已知信息
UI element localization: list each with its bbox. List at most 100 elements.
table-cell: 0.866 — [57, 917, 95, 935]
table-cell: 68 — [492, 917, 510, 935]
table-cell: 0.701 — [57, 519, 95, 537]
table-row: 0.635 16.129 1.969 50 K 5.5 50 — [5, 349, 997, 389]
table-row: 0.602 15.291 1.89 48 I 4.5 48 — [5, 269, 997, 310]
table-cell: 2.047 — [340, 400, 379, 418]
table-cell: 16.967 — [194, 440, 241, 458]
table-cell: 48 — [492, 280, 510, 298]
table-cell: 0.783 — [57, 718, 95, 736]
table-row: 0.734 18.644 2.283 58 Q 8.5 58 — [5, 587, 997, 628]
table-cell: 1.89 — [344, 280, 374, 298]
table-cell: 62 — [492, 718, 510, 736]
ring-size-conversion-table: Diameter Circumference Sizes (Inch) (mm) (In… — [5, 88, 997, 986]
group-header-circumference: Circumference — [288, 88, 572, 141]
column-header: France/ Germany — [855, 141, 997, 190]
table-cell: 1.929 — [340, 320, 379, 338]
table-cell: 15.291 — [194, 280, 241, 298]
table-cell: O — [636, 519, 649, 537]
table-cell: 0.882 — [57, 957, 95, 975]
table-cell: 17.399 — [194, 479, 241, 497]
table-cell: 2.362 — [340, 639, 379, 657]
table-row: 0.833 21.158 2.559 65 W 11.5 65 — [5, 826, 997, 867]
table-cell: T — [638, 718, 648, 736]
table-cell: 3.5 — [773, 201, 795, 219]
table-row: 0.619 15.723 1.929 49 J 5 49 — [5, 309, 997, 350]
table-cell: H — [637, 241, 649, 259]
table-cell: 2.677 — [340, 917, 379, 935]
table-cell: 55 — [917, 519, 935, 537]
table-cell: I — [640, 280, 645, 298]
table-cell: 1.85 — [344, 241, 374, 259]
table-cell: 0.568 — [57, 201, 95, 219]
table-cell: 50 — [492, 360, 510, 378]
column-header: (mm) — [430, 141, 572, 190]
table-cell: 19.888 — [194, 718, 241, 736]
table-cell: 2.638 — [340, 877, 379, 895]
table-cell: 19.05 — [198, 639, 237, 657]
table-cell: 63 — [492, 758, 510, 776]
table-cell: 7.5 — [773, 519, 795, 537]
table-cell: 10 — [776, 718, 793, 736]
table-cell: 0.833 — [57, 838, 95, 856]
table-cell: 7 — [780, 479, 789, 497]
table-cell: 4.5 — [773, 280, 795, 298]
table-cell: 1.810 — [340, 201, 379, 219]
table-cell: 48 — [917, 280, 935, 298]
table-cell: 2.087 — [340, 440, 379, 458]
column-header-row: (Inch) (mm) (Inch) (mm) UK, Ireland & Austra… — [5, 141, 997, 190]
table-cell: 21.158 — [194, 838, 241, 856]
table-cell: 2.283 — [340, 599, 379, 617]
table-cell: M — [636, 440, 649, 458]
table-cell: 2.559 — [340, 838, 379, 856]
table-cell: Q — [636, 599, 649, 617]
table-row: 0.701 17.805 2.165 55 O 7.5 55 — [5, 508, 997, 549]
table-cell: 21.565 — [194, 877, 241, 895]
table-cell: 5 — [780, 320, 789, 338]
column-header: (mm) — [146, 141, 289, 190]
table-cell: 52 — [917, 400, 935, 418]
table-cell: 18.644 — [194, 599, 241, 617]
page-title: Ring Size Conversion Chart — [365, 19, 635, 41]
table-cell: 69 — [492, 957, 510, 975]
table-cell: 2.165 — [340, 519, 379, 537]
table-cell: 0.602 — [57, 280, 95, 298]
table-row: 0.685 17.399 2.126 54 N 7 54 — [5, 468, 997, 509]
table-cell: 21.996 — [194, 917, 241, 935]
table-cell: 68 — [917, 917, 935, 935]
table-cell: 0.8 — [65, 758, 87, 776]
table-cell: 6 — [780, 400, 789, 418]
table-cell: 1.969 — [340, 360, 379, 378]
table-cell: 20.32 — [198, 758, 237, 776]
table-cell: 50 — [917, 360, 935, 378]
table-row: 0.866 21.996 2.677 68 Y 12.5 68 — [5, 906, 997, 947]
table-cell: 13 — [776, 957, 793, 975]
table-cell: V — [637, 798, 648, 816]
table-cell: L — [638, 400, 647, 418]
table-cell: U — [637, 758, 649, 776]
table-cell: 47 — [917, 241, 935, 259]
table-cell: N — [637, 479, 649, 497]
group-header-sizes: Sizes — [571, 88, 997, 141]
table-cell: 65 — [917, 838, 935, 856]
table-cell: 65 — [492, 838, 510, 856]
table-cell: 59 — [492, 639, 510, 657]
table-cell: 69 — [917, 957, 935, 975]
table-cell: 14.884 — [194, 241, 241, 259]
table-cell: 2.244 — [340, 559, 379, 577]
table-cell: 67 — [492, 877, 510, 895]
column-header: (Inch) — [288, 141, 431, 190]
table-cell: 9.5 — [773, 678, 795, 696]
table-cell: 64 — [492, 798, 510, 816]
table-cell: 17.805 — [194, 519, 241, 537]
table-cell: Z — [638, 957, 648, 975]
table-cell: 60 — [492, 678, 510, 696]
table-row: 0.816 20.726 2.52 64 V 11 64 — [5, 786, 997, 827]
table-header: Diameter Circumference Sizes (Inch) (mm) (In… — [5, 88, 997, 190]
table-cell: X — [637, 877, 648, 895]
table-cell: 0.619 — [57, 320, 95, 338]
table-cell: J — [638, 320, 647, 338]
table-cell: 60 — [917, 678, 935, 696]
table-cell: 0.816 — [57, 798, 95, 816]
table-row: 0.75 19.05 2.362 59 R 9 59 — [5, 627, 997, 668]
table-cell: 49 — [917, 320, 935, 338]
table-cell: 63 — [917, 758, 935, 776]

任务目标
将上方条目从第一行起，到包含“table-cell: 1.810 — [340, 201, 379, 219]”的那一行为止的部分逐字照抄一遍，首尾两行都包括在内。

书面回答
UI element localization: list each with its bbox. List at most 100 elements.
table-cell: 0.866 — [57, 917, 95, 935]
table-cell: 68 — [492, 917, 510, 935]
table-cell: 0.701 — [57, 519, 95, 537]
table-row: 0.635 16.129 1.969 50 K 5.5 50 — [5, 349, 997, 389]
table-row: 0.602 15.291 1.89 48 I 4.5 48 — [5, 269, 997, 310]
table-cell: 2.047 — [340, 400, 379, 418]
table-cell: 16.967 — [194, 440, 241, 458]
table-cell: 48 — [492, 280, 510, 298]
table-cell: 0.783 — [57, 718, 95, 736]
table-row: 0.734 18.644 2.283 58 Q 8.5 58 — [5, 587, 997, 628]
table-cell: 1.89 — [344, 280, 374, 298]
table-cell: 62 — [492, 718, 510, 736]
ring-size-conversion-table: Diameter Circumference Sizes (Inch) (mm) (In… — [5, 88, 997, 986]
group-header-circumference: Circumference — [288, 88, 572, 141]
column-header: France/ Germany — [855, 141, 997, 190]
table-cell: 1.929 — [340, 320, 379, 338]
table-cell: 15.291 — [194, 280, 241, 298]
table-cell: O — [636, 519, 649, 537]
table-cell: 0.882 — [57, 957, 95, 975]
table-cell: 17.399 — [194, 479, 241, 497]
table-cell: 2.362 — [340, 639, 379, 657]
table-row: 0.833 21.158 2.559 65 W 11.5 65 — [5, 826, 997, 867]
table-cell: T — [638, 718, 648, 736]
table-cell: 3.5 — [773, 201, 795, 219]
table-row: 0.619 15.723 1.929 49 J 5 49 — [5, 309, 997, 350]
table-cell: H — [637, 241, 649, 259]
table-cell: 2.677 — [340, 917, 379, 935]
table-cell: 55 — [917, 519, 935, 537]
table-cell: I — [640, 280, 645, 298]
table-cell: 1.85 — [344, 241, 374, 259]
table-cell: 0.568 — [57, 201, 95, 219]
table-cell: 50 — [492, 360, 510, 378]
column-header: (mm) — [430, 141, 572, 190]
table-cell: 19.888 — [194, 718, 241, 736]
table-cell: 2.638 — [340, 877, 379, 895]
table-cell: 19.05 — [198, 639, 237, 657]
table-cell: 63 — [492, 758, 510, 776]
table-cell: 7.5 — [773, 519, 795, 537]
table-cell: 10 — [776, 718, 793, 736]
table-cell: 0.833 — [57, 838, 95, 856]
table-cell: 7 — [780, 479, 789, 497]
table-cell: 4.5 — [773, 280, 795, 298]
table-cell: 1.810 — [340, 201, 379, 219]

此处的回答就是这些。